Figure dataset records:
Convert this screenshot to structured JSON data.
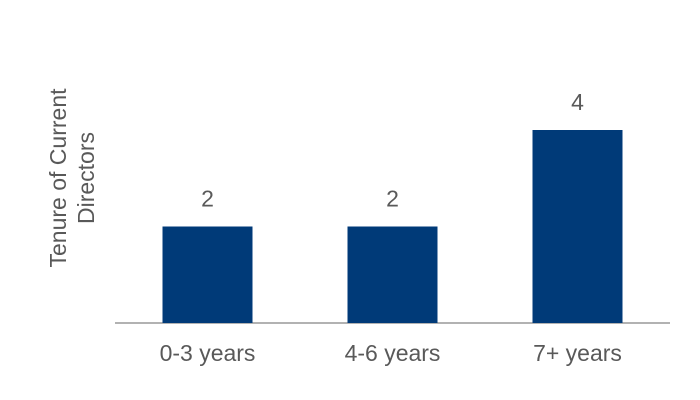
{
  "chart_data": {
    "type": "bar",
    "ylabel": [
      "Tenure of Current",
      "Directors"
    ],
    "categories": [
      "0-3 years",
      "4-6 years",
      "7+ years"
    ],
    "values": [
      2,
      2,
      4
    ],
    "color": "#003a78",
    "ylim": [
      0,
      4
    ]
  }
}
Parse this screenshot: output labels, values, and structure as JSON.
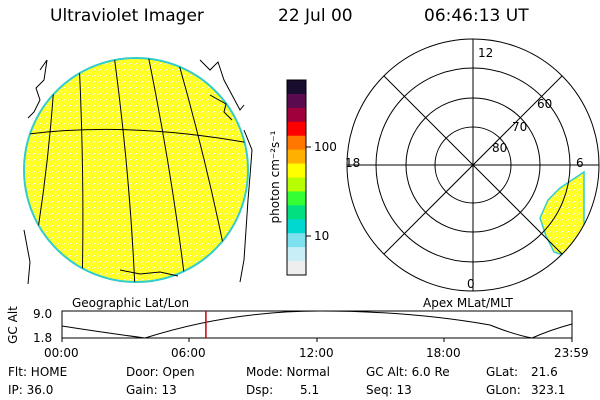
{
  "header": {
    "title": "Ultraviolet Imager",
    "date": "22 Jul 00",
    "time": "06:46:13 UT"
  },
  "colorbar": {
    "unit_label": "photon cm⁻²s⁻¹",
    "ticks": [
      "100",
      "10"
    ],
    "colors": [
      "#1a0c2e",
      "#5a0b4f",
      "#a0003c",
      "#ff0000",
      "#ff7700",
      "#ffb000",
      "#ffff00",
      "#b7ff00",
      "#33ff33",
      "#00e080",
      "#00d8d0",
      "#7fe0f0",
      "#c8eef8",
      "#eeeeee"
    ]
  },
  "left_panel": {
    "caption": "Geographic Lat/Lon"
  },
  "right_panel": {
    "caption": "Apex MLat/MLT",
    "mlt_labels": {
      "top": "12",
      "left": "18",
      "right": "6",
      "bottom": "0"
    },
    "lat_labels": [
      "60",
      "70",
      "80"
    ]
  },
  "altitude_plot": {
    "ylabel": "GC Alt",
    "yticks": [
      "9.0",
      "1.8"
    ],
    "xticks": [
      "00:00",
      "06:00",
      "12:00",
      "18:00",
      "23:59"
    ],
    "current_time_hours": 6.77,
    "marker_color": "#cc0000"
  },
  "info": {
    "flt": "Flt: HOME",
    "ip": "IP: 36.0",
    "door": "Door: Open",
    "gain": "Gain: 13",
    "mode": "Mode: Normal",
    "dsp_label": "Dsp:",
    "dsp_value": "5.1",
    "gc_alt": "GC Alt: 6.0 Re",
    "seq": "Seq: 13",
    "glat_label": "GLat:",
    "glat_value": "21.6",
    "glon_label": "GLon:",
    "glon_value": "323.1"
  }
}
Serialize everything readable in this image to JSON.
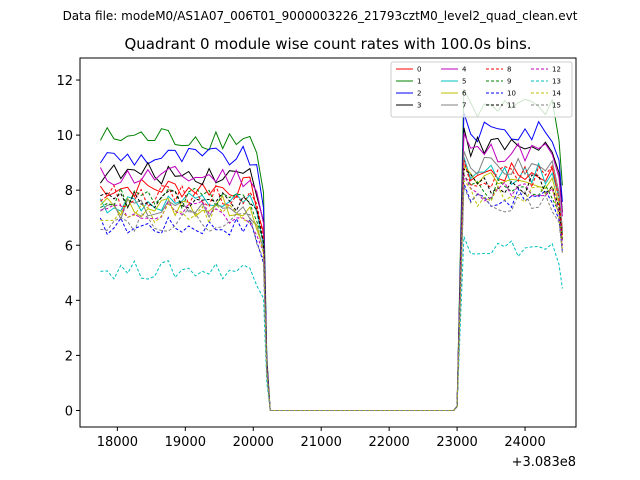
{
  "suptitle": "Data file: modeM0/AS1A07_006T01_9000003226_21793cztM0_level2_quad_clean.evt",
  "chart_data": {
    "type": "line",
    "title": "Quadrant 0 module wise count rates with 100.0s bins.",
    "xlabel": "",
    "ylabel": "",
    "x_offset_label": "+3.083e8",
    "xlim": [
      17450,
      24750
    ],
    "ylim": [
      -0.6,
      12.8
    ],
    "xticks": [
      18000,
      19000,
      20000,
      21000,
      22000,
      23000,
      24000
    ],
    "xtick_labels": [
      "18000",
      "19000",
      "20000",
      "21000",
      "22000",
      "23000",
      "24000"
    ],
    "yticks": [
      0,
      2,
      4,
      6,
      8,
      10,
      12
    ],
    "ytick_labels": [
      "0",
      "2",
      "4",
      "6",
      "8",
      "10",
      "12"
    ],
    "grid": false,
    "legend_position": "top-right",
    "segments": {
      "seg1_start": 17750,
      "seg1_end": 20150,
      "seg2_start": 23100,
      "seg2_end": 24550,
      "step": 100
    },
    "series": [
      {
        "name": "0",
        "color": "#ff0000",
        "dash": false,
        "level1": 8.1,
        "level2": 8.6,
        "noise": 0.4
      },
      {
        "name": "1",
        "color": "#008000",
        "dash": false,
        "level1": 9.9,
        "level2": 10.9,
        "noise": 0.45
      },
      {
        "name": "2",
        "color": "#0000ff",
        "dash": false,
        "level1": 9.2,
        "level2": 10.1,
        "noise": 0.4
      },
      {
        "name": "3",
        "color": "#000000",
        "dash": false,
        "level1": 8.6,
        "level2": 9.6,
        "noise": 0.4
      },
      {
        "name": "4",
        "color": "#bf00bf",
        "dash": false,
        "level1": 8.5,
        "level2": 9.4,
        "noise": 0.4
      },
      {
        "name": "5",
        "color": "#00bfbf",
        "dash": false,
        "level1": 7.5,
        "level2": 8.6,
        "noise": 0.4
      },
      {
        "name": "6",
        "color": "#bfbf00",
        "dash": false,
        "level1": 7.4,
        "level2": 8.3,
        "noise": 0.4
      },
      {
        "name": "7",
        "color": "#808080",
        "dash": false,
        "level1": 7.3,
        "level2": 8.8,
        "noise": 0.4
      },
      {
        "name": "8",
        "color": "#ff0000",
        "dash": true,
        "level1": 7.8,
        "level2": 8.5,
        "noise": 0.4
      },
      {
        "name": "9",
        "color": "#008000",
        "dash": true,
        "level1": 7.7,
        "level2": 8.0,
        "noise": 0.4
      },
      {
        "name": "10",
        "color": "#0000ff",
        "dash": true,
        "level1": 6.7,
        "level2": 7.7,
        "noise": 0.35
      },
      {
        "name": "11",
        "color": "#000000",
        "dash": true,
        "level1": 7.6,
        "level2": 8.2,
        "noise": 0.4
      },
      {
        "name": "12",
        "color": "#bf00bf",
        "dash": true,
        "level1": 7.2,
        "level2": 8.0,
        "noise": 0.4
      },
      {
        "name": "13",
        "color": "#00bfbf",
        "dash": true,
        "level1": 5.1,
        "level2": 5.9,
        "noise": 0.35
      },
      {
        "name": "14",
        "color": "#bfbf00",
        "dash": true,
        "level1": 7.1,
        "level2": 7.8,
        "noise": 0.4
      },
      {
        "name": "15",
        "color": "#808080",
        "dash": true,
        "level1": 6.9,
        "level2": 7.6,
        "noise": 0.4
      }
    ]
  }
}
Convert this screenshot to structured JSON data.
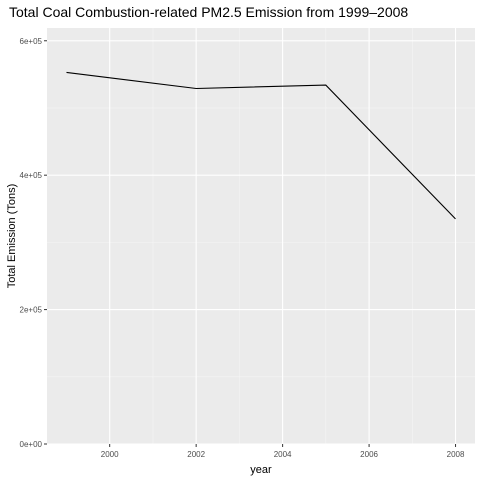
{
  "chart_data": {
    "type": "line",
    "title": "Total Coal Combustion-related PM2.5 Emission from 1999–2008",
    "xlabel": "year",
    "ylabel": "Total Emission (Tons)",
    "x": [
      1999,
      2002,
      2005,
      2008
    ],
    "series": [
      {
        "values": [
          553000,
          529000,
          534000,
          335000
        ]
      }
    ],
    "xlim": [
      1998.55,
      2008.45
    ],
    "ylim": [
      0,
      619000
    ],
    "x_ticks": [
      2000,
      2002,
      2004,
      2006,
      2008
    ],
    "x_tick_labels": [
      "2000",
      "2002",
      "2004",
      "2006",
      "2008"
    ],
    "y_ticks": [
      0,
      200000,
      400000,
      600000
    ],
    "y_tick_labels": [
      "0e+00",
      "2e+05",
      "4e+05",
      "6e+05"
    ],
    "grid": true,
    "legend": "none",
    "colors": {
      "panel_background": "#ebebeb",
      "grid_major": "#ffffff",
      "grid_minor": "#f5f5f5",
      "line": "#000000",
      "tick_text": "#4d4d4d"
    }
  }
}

JOB>
Without including the pictures, return each record above exactly as it stands.

THE ANSWER>
Convert this screenshot to structured JSON data.
{
  "chart_data": {
    "type": "bar",
    "ylabel": [
      "Tenure of Current",
      "Directors"
    ],
    "categories": [
      "0-3 years",
      "4-6 years",
      "7+ years"
    ],
    "values": [
      2,
      2,
      4
    ],
    "color": "#003a78",
    "ylim": [
      0,
      4
    ]
  }
}
Parse this screenshot: output labels, values, and structure as JSON.
{
  "header": {
    "title": "Ultraviolet Imager",
    "date": "22 Jul 00",
    "time": "06:46:13 UT"
  },
  "colorbar": {
    "unit_label": "photon cm⁻²s⁻¹",
    "ticks": [
      "100",
      "10"
    ],
    "colors": [
      "#1a0c2e",
      "#5a0b4f",
      "#a0003c",
      "#ff0000",
      "#ff7700",
      "#ffb000",
      "#ffff00",
      "#b7ff00",
      "#33ff33",
      "#00e080",
      "#00d8d0",
      "#7fe0f0",
      "#c8eef8",
      "#eeeeee"
    ]
  },
  "left_panel": {
    "caption": "Geographic Lat/Lon"
  },
  "right_panel": {
    "caption": "Apex MLat/MLT",
    "mlt_labels": {
      "top": "12",
      "left": "18",
      "right": "6",
      "bottom": "0"
    },
    "lat_labels": [
      "60",
      "70",
      "80"
    ]
  },
  "altitude_plot": {
    "ylabel": "GC Alt",
    "yticks": [
      "9.0",
      "1.8"
    ],
    "xticks": [
      "00:00",
      "06:00",
      "12:00",
      "18:00",
      "23:59"
    ],
    "current_time_hours": 6.77,
    "marker_color": "#cc0000"
  },
  "info": {
    "flt": "Flt: HOME",
    "ip": "IP: 36.0",
    "door": "Door: Open",
    "gain": "Gain: 13",
    "mode": "Mode: Normal",
    "dsp_label": "Dsp:",
    "dsp_value": "5.1",
    "gc_alt": "GC Alt: 6.0 Re",
    "seq": "Seq: 13",
    "glat_label": "GLat:",
    "glat_value": "21.6",
    "glon_label": "GLon:",
    "glon_value": "323.1"
  }
}
Serialize everything readable in this image to JSON.
{
  "suptitle": "Data file: modeM0/AS1A07_006T01_9000003226_21793cztM0_level2_quad_clean.evt",
  "chart_data": {
    "type": "line",
    "title": "Quadrant 0 module wise count rates with 100.0s bins.",
    "xlabel": "",
    "ylabel": "",
    "x_offset_label": "+3.083e8",
    "xlim": [
      17450,
      24750
    ],
    "ylim": [
      -0.6,
      12.8
    ],
    "xticks": [
      18000,
      19000,
      20000,
      21000,
      22000,
      23000,
      24000
    ],
    "xtick_labels": [
      "18000",
      "19000",
      "20000",
      "21000",
      "22000",
      "23000",
      "24000"
    ],
    "yticks": [
      0,
      2,
      4,
      6,
      8,
      10,
      12
    ],
    "ytick_labels": [
      "0",
      "2",
      "4",
      "6",
      "8",
      "10",
      "12"
    ],
    "grid": false,
    "legend_position": "top-right",
    "segments": {
      "seg1_start": 17750,
      "seg1_end": 20150,
      "seg2_start": 23100,
      "seg2_end": 24550,
      "step": 100
    },
    "series": [
      {
        "name": "0",
        "color": "#ff0000",
        "dash": false,
        "level1": 8.1,
        "level2": 8.6,
        "noise": 0.4
      },
      {
        "name": "1",
        "color": "#008000",
        "dash": false,
        "level1": 9.9,
        "level2": 10.9,
        "noise": 0.45
      },
      {
        "name": "2",
        "color": "#0000ff",
        "dash": false,
        "level1": 9.2,
        "level2": 10.1,
        "noise": 0.4
      },
      {
        "name": "3",
        "color": "#000000",
        "dash": false,
        "level1": 8.6,
        "level2": 9.6,
        "noise": 0.4
      },
      {
        "name": "4",
        "color": "#bf00bf",
        "dash": false,
        "level1": 8.5,
        "level2": 9.4,
        "noise": 0.4
      },
      {
        "name": "5",
        "color": "#00bfbf",
        "dash": false,
        "level1": 7.5,
        "level2": 8.6,
        "noise": 0.4
      },
      {
        "name": "6",
        "color": "#bfbf00",
        "dash": false,
        "level1": 7.4,
        "level2": 8.3,
        "noise": 0.4
      },
      {
        "name": "7",
        "color": "#808080",
        "dash": false,
        "level1": 7.3,
        "level2": 8.8,
        "noise": 0.4
      },
      {
        "name": "8",
        "color": "#ff0000",
        "dash": true,
        "level1": 7.8,
        "level2": 8.5,
        "noise": 0.4
      },
      {
        "name": "9",
        "color": "#008000",
        "dash": true,
        "level1": 7.7,
        "level2": 8.0,
        "noise": 0.4
      },
      {
        "name": "10",
        "color": "#0000ff",
        "dash": true,
        "level1": 6.7,
        "level2": 7.7,
        "noise": 0.35
      },
      {
        "name": "11",
        "color": "#000000",
        "dash": true,
        "level1": 7.6,
        "level2": 8.2,
        "noise": 0.4
      },
      {
        "name": "12",
        "color": "#bf00bf",
        "dash": true,
        "level1": 7.2,
        "level2": 8.0,
        "noise": 0.4
      },
      {
        "name": "13",
        "color": "#00bfbf",
        "dash": true,
        "level1": 5.1,
        "level2": 5.9,
        "noise": 0.35
      },
      {
        "name": "14",
        "color": "#bfbf00",
        "dash": true,
        "level1": 7.1,
        "level2": 7.8,
        "noise": 0.4
      },
      {
        "name": "15",
        "color": "#808080",
        "dash": true,
        "level1": 6.9,
        "level2": 7.6,
        "noise": 0.4
      }
    ]
  }
}
Convert this screenshot to structured JSON data.
{
  "chart_data": {
    "type": "line",
    "title": "Total Coal Combustion-related PM2.5 Emission from 1999–2008",
    "xlabel": "year",
    "ylabel": "Total Emission (Tons)",
    "x": [
      1999,
      2002,
      2005,
      2008
    ],
    "series": [
      {
        "values": [
          553000,
          529000,
          534000,
          335000
        ]
      }
    ],
    "xlim": [
      1998.55,
      2008.45
    ],
    "ylim": [
      0,
      619000
    ],
    "x_ticks": [
      2000,
      2002,
      2004,
      2006,
      2008
    ],
    "x_tick_labels": [
      "2000",
      "2002",
      "2004",
      "2006",
      "2008"
    ],
    "y_ticks": [
      0,
      200000,
      400000,
      600000
    ],
    "y_tick_labels": [
      "0e+00",
      "2e+05",
      "4e+05",
      "6e+05"
    ],
    "grid": true,
    "legend": "none",
    "colors": {
      "panel_background": "#ebebeb",
      "grid_major": "#ffffff",
      "grid_minor": "#f5f5f5",
      "line": "#000000",
      "tick_text": "#4d4d4d"
    }
  }
}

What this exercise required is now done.